— Start Given information —

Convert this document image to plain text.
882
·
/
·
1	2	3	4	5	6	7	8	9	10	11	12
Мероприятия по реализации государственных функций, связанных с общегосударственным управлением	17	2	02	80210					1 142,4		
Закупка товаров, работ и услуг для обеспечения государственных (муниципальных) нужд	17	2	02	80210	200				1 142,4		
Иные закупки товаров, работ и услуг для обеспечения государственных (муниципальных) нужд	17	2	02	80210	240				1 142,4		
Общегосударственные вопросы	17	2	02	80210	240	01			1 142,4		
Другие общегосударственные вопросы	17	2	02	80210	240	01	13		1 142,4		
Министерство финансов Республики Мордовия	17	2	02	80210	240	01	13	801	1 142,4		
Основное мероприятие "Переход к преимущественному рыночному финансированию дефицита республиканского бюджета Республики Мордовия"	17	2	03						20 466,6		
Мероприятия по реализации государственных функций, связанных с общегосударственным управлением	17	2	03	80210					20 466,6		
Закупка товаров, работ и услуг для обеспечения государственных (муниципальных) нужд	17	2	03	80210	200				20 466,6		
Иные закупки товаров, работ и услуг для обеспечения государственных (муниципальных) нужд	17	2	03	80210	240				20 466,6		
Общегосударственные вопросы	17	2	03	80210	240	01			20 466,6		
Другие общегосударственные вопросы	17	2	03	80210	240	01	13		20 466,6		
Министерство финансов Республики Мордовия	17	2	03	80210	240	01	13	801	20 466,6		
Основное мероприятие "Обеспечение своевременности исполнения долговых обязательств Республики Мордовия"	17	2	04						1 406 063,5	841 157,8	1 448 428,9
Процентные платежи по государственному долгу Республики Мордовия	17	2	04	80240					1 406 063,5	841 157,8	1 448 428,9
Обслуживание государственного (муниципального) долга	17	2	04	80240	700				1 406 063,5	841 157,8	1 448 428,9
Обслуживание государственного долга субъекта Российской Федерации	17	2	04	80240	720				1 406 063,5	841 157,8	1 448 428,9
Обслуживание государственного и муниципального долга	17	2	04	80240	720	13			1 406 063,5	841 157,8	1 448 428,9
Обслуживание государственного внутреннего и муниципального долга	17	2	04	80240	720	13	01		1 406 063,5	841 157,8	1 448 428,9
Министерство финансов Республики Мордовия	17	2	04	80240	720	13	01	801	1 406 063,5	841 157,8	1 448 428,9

— End Given information —

Goal: Copy each line from the data above that includes "государственного".

Solved exercise:
Обслуживание государственного (муниципального) долга	17	2	04	80240	700				1 406 063,5	841 157,8	1 448 428,9
Обслуживание государственного долга субъекта Российской Федерации	17	2	04	80240	720				1 406 063,5	841 157,8	1 448 428,9
Обслуживание государственного и муниципального долга	17	2	04	80240	720	13			1 406 063,5	841 157,8	1 448 428,9
Обслуживание государственного внутреннего и муниципального долга	17	2	04	80240	720	13	01		1 406 063,5	841 157,8	1 448 428,9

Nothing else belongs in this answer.